## Written exercise
Repeat exactly the lines below from the line that contains "Transcribe the text in this document." to the last line, inclusive, without the pictures.

## Saved entries
[start]

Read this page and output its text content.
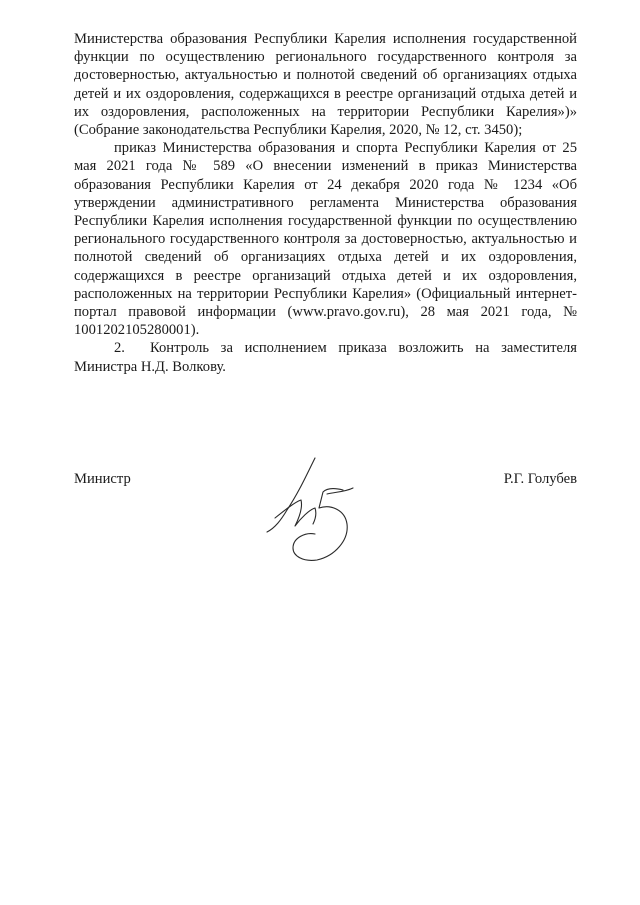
Министерства образования Республики Карелия исполнения государственной функции по осуществлению регионального государственного контроля за достоверностью, актуальностью и полнотой сведений об организациях отдыха детей и их оздоровления, содержащихся в реестре организаций отдыха детей и их оздоровления, расположенных на территории Республики Карелия»)» (Собрание законодательства Республики Карелия, 2020, № 12, ст. 3450);

приказ Министерства образования и спорта Республики Карелия от 25 мая 2021 года № 589 «О внесении изменений в приказ Министерства образования Республики Карелия от 24 декабря 2020 года № 1234 «Об утверждении административного регламента Министерства образования Республики Карелия исполнения государственной функции по осуществлению регионального государственного контроля за достоверностью, актуальностью и полнотой сведений об организациях отдыха детей и их оздоровления, содержащихся в реестре организаций отдыха детей и их оздоровления, расположенных на территории Республики Карелия» (Официальный интернет-портал правовой информации (www.pravo.gov.ru), 28 мая 2021 года, № 1001202105280001).

2. Контроль за исполнением приказа возложить на заместителя Министра Н.Д. Волкову.

Министр	Р.Г. Голубев
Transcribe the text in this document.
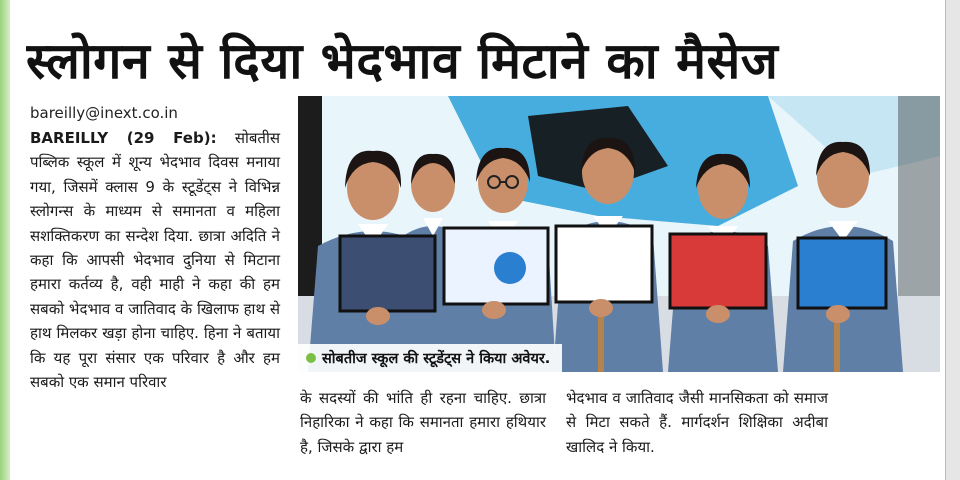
स्लोगन से दिया भेदभाव मिटाने का मैसेज
bareilly@inext.co.in

BAREILLY (29 Feb): सोबतीस पब्लिक स्कूल में शून्य भेदभाव दिवस मनाया गया, जिसमें क्लास 9 के स्टूडेंट्स ने विभिन्न स्लोगन्स के माध्यम से समानता व महिला सशक्तिकरण का सन्देश दिया. छात्रा अदिति ने कहा कि आपसी भेदभाव दुनिया से मिटाना हमारा कर्तव्य है, वही माही ने कहा की हम सबको भेदभाव व जातिवाद के खिलाफ हाथ से हाथ मिलकर खड़ा होना चाहिए. हिना ने बताया कि यह पूरा संसार एक परिवार है और हम सबको एक समान परिवार

सोबतीज स्कूल की स्टूडेंट्स ने किया अवेयर.

के सदस्यों की भांति ही रहना चाहिए. छात्रा निहारिका ने कहा कि समानता हमारा हथियार है, जिसके द्वारा हम

भेदभाव व जातिवाद जैसी मानसिकता को समाज से मिटा सकते हैं. मार्गदर्शन शिक्षिका अदीबा खालिद ने किया.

[end]

## Solution
Transcribe the text in this document.
स्लोगन से दिया भेदभाव मिटाने का मैसेज
bareilly@inext.co.in

BAREILLY (29 Feb): सोबतीस पब्लिक स्कूल में शून्य भेदभाव दिवस मनाया गया, जिसमें क्लास 9 के स्टूडेंट्स ने विभिन्न स्लोगन्स के माध्यम से समानता व महिला सशक्तिकरण का सन्देश दिया. छात्रा अदिति ने कहा कि आपसी भेदभाव दुनिया से मिटाना हमारा कर्तव्य है, वही माही ने कहा की हम सबको भेदभाव व जातिवाद के खिलाफ हाथ से हाथ मिलकर खड़ा होना चाहिए. हिना ने बताया कि यह पूरा संसार एक परिवार है और हम सबको एक समान परिवार

सोबतीज स्कूल की स्टूडेंट्स ने किया अवेयर.

के सदस्यों की भांति ही रहना चाहिए. छात्रा निहारिका ने कहा कि समानता हमारा हथियार है, जिसके द्वारा हम

भेदभाव व जातिवाद जैसी मानसिकता को समाज से मिटा सकते हैं. मार्गदर्शन शिक्षिका अदीबा खालिद ने किया.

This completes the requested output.